● **TASK BRIEF**
Write out each record again exactly as it stands.

▬▬▬▬▬▬▬▬▬▬

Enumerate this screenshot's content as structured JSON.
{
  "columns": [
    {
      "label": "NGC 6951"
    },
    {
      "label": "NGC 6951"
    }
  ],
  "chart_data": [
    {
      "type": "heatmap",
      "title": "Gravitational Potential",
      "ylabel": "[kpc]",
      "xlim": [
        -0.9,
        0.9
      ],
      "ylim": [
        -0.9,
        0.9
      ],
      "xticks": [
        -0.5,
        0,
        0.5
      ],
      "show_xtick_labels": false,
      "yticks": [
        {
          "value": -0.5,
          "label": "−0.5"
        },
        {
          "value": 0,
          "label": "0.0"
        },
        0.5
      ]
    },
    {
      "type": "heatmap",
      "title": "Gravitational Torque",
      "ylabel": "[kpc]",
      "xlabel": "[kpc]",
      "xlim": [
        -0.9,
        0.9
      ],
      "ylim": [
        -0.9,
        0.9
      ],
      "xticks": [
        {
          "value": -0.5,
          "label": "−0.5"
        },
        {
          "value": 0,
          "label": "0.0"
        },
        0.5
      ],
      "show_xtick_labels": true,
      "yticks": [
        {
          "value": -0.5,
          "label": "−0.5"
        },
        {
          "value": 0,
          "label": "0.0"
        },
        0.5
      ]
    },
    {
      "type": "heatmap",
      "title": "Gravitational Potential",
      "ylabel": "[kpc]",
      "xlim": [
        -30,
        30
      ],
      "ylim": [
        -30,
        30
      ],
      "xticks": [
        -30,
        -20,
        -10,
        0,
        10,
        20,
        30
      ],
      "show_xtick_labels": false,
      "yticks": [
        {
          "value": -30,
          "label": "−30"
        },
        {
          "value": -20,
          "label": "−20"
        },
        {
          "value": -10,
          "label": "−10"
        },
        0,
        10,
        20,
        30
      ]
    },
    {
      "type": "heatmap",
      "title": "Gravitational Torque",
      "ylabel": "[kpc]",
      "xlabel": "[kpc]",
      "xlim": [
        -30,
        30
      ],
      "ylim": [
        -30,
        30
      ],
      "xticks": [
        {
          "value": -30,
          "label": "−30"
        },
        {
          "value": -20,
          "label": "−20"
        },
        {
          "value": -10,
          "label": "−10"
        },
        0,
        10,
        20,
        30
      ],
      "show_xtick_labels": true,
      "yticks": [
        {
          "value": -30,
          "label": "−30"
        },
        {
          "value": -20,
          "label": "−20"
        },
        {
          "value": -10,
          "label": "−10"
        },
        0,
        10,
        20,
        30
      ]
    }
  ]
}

▬▬▬▬▬▬▬▬▬▬

● **THE ANSWER**
Enumerate this screenshot's content as structured JSON.
{
  "columns": [
    {
      "label": "NGC 6951"
    },
    {
      "label": "NGC 6951"
    }
  ],
  "chart_data": [
    {
      "type": "heatmap",
      "title": "Gravitational Potential",
      "ylabel": "[kpc]",
      "xlim": [
        -0.9,
        0.9
      ],
      "ylim": [
        -0.9,
        0.9
      ],
      "xticks": [
        -0.5,
        0,
        0.5
      ],
      "show_xtick_labels": false,
      "yticks": [
        {
          "value": -0.5,
          "label": "−0.5"
        },
        {
          "value": 0,
          "label": "0.0"
        },
        0.5
      ]
    },
    {
      "type": "heatmap",
      "title": "Gravitational Torque",
      "ylabel": "[kpc]",
      "xlabel": "[kpc]",
      "xlim": [
        -0.9,
        0.9
      ],
      "ylim": [
        -0.9,
        0.9
      ],
      "xticks": [
        {
          "value": -0.5,
          "label": "−0.5"
        },
        {
          "value": 0,
          "label": "0.0"
        },
        0.5
      ],
      "show_xtick_labels": true,
      "yticks": [
        {
          "value": -0.5,
          "label": "−0.5"
        },
        {
          "value": 0,
          "label": "0.0"
        },
        0.5
      ]
    },
    {
      "type": "heatmap",
      "title": "Gravitational Potential",
      "ylabel": "[kpc]",
      "xlim": [
        -30,
        30
      ],
      "ylim": [
        -30,
        30
      ],
      "xticks": [
        -30,
        -20,
        -10,
        0,
        10,
        20,
        30
      ],
      "show_xtick_labels": false,
      "yticks": [
        {
          "value": -30,
          "label": "−30"
        },
        {
          "value": -20,
          "label": "−20"
        },
        {
          "value": -10,
          "label": "−10"
        },
        0,
        10,
        20,
        30
      ]
    },
    {
      "type": "heatmap",
      "title": "Gravitational Torque",
      "ylabel": "[kpc]",
      "xlabel": "[kpc]",
      "xlim": [
        -30,
        30
      ],
      "ylim": [
        -30,
        30
      ],
      "xticks": [
        {
          "value": -30,
          "label": "−30"
        },
        {
          "value": -20,
          "label": "−20"
        },
        {
          "value": -10,
          "label": "−10"
        },
        0,
        10,
        20,
        30
      ],
      "show_xtick_labels": true,
      "yticks": [
        {
          "value": -30,
          "label": "−30"
        },
        {
          "value": -20,
          "label": "−20"
        },
        {
          "value": -10,
          "label": "−10"
        },
        0,
        10,
        20,
        30
      ]
    }
  ]
}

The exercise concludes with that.